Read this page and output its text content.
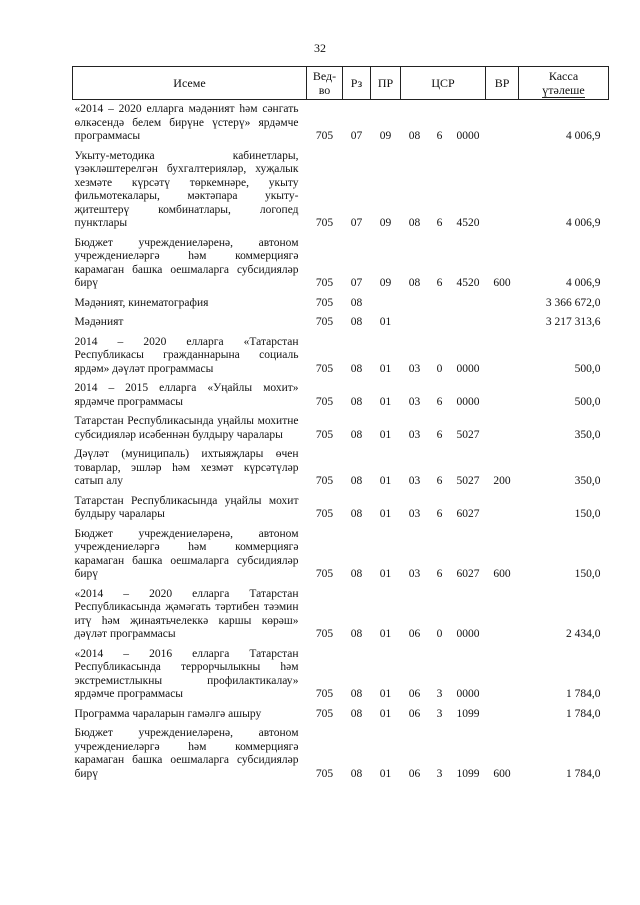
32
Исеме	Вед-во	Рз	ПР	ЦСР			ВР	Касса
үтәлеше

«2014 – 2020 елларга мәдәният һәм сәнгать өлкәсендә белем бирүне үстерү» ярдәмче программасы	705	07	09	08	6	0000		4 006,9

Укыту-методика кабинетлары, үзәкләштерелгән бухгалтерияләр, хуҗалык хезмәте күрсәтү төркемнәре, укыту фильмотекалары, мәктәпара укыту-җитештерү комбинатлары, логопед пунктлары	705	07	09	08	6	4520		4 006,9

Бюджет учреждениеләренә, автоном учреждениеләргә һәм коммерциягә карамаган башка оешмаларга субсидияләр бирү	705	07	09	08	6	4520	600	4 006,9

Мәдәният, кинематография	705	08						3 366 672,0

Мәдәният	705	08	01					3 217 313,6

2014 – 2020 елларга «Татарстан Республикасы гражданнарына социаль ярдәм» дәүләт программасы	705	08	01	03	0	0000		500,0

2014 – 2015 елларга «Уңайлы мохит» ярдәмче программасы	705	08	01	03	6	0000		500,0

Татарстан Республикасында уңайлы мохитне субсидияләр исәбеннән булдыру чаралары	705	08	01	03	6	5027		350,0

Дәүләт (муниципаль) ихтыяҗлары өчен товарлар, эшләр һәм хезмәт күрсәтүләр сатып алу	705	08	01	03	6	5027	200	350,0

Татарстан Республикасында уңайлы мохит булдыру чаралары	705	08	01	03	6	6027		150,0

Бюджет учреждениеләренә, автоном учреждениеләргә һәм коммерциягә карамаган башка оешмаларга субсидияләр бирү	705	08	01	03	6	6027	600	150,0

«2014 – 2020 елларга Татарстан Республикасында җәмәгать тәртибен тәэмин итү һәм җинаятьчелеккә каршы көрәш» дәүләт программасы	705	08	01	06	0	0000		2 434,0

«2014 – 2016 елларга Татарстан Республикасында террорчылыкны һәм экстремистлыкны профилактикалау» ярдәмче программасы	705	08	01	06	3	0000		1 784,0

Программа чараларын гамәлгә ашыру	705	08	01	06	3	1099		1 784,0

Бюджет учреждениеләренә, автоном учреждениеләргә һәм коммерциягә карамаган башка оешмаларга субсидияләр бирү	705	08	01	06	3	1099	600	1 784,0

-*-*-

■ **Problem to solve**: Find the word "Татарстан" in the material, then list each line that holds it.

■ **Written solution**:
2014 – 2020 елларга «Татарстан Республикасы гражданнарына социаль ярдәм» дәүләт программасы	705	08	01	03	0	0000		500,0
Татарстан Республикасында уңайлы мохитне субсидияләр исәбеннән булдыру чаралары	705	08	01	03	6	5027		350,0
Татарстан Республикасында уңайлы мохит булдыру чаралары	705	08	01	03	6	6027		150,0
«2014 – 2020 елларга Татарстан Республикасында җәмәгать тәртибен тәэмин итү һәм җинаятьчелеккә каршы көрәш» дәүләт программасы	705	08	01	06	0	0000		2 434,0
«2014 – 2016 елларга Татарстан Республикасында террорчылыкны һәм экстремистлыкны профилактикалау» ярдәмче программасы	705	08	01	06	3	0000		1 784,0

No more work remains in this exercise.